EXTRACTED RECORDS ->
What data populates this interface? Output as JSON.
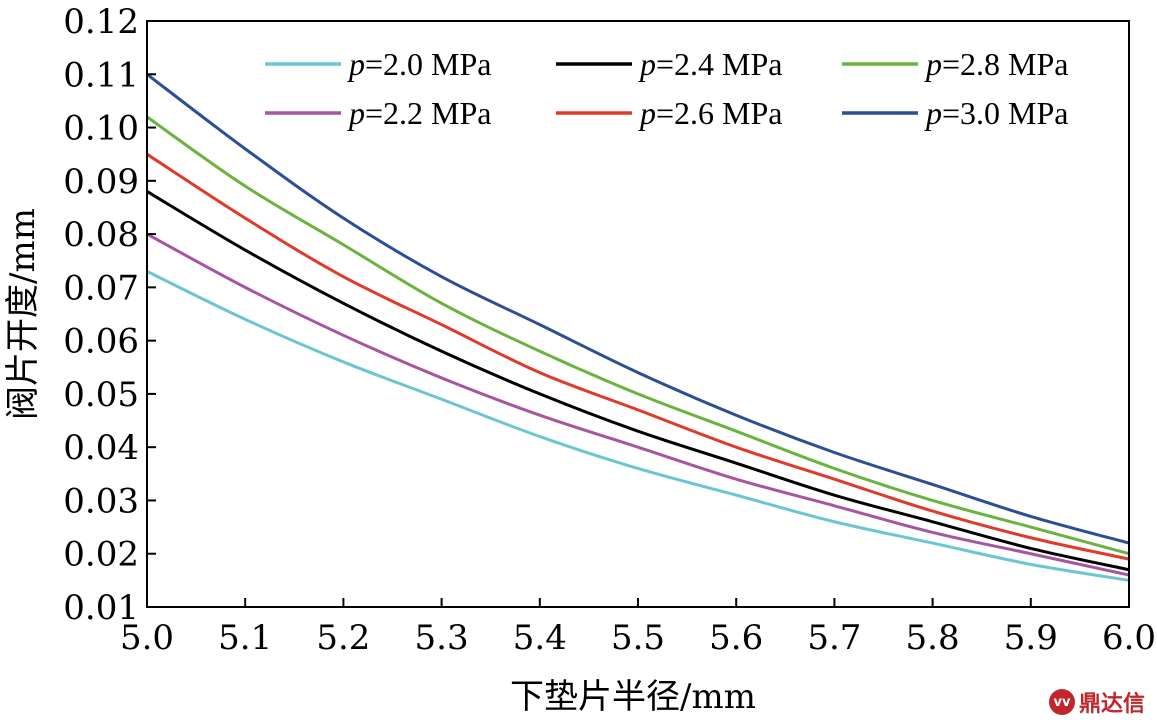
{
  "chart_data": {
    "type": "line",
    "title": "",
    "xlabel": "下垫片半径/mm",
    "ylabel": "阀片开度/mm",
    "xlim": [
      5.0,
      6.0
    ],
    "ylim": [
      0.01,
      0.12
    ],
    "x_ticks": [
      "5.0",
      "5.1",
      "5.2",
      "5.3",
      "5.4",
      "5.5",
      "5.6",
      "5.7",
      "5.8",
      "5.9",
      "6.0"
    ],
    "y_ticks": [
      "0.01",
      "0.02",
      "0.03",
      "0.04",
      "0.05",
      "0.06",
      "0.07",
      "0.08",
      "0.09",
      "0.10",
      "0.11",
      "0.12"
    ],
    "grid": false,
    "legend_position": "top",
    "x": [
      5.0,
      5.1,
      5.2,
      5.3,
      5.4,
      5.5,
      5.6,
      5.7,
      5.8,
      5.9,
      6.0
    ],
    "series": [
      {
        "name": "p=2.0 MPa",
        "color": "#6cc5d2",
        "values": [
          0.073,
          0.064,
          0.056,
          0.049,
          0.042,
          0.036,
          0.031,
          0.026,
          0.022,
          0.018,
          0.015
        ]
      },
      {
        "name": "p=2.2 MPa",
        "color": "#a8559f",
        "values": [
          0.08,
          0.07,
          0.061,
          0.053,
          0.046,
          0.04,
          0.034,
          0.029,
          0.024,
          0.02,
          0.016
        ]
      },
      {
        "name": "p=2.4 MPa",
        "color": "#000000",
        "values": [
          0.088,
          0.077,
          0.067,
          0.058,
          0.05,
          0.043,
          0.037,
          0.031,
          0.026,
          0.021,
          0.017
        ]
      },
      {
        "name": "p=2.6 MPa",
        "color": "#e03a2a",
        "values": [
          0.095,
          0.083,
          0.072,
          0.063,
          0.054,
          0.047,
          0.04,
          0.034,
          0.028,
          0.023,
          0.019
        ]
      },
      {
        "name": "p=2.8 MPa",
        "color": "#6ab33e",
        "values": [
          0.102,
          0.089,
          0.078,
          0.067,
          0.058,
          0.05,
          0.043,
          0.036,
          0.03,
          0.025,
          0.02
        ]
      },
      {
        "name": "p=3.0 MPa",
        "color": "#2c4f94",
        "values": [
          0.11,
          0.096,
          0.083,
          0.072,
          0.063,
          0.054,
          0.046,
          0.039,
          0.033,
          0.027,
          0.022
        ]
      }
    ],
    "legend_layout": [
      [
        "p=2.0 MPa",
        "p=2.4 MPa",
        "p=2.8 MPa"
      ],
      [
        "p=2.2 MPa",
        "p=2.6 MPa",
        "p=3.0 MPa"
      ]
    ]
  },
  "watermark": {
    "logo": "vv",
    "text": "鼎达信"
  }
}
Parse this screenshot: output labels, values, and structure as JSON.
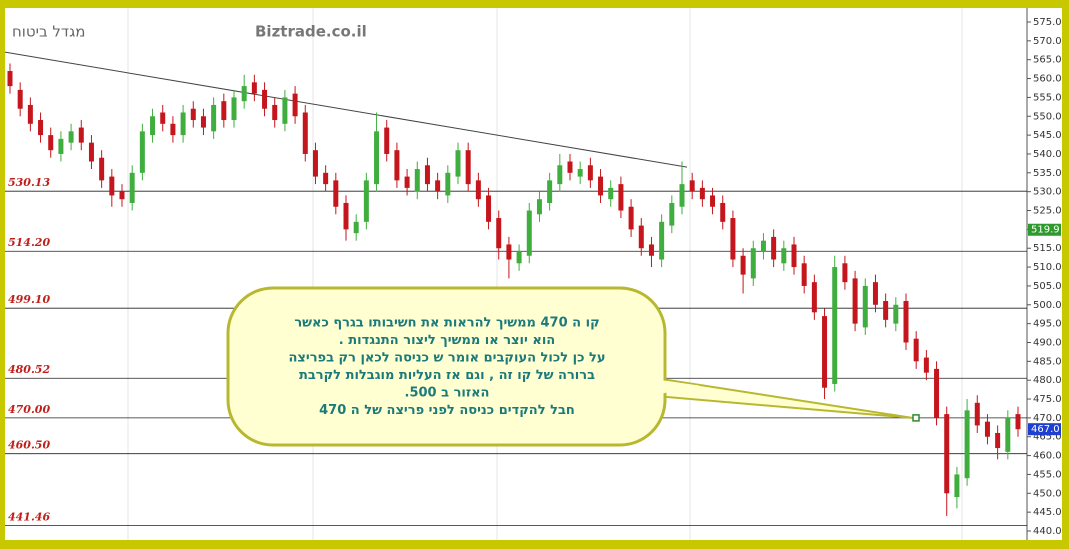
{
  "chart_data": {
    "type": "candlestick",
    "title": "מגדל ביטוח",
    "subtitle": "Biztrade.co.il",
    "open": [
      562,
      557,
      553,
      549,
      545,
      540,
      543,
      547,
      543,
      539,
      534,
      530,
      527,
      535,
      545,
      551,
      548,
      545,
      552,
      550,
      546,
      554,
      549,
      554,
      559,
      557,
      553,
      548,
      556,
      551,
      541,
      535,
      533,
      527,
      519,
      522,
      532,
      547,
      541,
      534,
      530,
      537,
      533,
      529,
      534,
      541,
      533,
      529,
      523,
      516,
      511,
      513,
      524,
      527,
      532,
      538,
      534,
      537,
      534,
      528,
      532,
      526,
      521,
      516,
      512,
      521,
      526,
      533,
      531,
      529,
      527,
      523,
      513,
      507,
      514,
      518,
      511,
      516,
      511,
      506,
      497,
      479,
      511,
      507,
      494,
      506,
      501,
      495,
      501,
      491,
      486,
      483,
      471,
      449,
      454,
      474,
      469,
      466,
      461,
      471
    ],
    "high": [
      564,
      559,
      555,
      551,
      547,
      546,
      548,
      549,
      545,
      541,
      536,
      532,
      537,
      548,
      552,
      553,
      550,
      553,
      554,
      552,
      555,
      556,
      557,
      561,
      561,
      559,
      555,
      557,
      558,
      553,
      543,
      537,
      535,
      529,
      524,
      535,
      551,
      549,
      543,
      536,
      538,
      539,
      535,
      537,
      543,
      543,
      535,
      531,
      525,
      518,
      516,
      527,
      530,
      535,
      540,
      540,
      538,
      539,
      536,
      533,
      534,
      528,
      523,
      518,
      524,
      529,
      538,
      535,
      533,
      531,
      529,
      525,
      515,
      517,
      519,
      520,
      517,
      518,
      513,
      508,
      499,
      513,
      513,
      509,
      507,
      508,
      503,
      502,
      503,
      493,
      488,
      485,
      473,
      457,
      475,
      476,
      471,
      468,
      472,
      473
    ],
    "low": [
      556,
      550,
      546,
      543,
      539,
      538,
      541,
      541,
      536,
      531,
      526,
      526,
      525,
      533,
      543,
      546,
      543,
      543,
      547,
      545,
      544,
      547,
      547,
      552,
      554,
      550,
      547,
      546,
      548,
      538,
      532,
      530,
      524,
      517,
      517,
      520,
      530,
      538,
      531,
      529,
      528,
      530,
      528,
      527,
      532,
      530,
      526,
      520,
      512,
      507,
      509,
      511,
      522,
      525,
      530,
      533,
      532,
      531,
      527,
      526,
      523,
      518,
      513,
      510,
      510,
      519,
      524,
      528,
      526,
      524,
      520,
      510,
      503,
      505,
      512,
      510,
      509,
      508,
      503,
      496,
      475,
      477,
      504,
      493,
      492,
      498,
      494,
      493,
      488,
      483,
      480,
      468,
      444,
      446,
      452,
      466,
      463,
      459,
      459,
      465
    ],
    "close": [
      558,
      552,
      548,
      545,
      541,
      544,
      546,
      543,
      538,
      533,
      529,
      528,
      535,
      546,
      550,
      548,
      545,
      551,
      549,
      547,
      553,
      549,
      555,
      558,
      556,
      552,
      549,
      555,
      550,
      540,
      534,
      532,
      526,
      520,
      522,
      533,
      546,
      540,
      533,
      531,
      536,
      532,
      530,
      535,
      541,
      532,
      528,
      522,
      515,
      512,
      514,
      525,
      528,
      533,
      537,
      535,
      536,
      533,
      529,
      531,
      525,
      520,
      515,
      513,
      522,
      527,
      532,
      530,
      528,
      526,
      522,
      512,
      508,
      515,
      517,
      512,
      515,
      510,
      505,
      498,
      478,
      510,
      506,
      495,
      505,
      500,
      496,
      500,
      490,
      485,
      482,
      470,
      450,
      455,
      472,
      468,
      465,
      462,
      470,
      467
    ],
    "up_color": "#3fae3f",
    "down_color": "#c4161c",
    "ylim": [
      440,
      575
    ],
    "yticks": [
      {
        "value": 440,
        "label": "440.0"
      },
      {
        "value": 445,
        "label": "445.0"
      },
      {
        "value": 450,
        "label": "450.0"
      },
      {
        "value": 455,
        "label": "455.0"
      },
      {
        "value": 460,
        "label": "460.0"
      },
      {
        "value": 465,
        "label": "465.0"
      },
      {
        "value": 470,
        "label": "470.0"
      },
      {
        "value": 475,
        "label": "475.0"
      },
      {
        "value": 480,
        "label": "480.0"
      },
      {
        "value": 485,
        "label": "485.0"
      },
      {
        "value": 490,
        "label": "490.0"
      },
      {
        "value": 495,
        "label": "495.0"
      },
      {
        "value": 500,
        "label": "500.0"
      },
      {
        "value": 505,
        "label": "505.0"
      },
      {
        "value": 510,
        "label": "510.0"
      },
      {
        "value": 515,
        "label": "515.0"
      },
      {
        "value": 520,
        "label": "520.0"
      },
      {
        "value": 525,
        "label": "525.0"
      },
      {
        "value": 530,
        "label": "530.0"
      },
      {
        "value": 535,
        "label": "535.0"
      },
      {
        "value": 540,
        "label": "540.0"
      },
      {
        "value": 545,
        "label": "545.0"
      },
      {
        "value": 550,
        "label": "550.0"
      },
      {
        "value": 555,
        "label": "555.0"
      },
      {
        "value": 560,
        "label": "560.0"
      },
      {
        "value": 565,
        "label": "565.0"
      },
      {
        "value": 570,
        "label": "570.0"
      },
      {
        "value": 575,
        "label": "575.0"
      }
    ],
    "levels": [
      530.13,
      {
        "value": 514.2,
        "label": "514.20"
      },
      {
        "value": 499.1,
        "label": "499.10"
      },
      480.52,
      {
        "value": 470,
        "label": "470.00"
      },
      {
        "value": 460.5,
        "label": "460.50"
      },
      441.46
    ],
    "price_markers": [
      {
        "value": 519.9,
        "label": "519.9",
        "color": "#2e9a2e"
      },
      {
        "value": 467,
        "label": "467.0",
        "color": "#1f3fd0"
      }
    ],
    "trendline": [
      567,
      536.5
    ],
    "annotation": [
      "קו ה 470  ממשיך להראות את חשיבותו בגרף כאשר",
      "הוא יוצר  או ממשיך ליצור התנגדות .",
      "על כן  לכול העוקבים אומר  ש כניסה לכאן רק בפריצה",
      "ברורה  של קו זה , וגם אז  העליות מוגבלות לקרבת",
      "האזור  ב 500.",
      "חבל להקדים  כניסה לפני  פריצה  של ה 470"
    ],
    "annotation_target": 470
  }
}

OBJECTIVE -> Within the material above, find the lines that contain the word "כניסה"; copy them.

SOLUTION BELOW ->
      "על כן  לכול העוקבים אומר  ש כניסה לכאן רק בפריצה",
      "חבל להקדים  כניסה לפני  פריצה  של ה 470"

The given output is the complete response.